> [The problem] Gather each line containing the string "Unlimited" from these entries.
=== Material supplied ===
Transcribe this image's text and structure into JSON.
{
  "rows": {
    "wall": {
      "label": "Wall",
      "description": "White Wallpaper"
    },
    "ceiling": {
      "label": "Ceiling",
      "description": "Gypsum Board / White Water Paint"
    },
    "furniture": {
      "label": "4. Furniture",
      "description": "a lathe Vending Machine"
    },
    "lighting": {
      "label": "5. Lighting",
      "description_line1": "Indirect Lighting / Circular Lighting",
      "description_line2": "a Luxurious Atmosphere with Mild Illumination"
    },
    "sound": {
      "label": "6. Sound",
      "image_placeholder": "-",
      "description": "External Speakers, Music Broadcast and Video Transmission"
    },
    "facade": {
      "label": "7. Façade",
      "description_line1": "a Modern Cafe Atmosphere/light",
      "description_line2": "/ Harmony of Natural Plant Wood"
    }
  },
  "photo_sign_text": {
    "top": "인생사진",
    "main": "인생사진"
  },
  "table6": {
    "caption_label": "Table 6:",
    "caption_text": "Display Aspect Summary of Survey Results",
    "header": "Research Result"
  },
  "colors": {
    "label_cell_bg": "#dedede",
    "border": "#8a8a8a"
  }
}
===
=== Material supplied ===
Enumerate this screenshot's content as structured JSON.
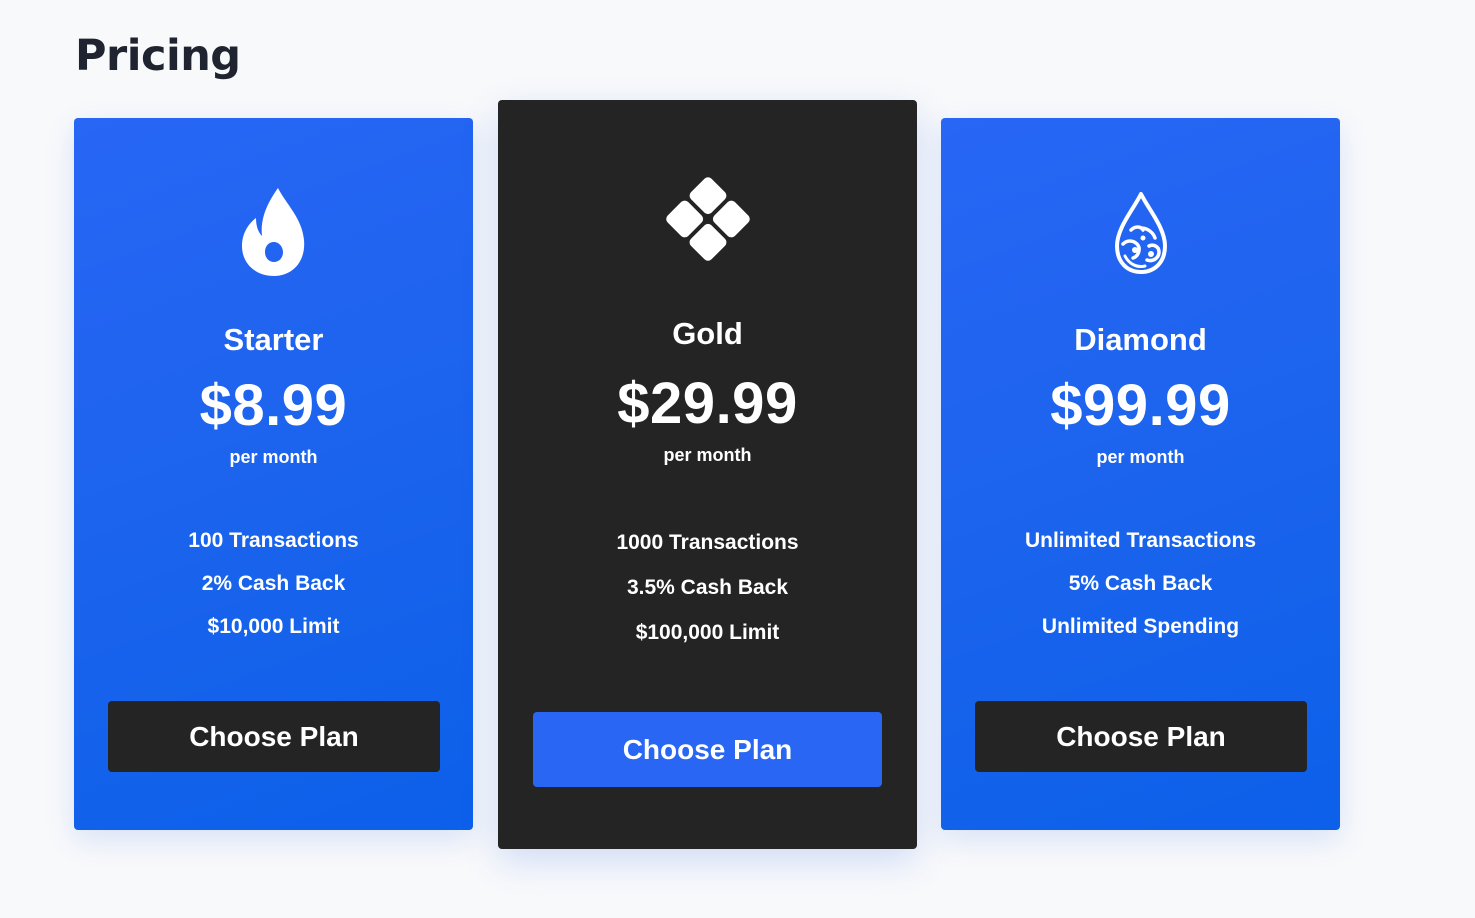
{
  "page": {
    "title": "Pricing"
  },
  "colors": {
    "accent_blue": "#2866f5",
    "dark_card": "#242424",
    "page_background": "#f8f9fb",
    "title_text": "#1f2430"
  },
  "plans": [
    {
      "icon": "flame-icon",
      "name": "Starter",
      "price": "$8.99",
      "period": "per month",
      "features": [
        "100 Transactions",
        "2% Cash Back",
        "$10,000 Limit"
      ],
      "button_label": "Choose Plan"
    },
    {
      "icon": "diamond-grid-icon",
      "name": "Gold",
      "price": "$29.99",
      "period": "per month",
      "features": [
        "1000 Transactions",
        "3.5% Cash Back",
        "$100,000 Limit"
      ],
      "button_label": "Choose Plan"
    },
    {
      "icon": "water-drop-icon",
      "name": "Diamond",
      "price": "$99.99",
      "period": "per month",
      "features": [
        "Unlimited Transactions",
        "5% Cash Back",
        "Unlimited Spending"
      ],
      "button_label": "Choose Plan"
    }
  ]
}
===
> [Result of the exercise]
        "Unlimited Transactions",
        "Unlimited Spending"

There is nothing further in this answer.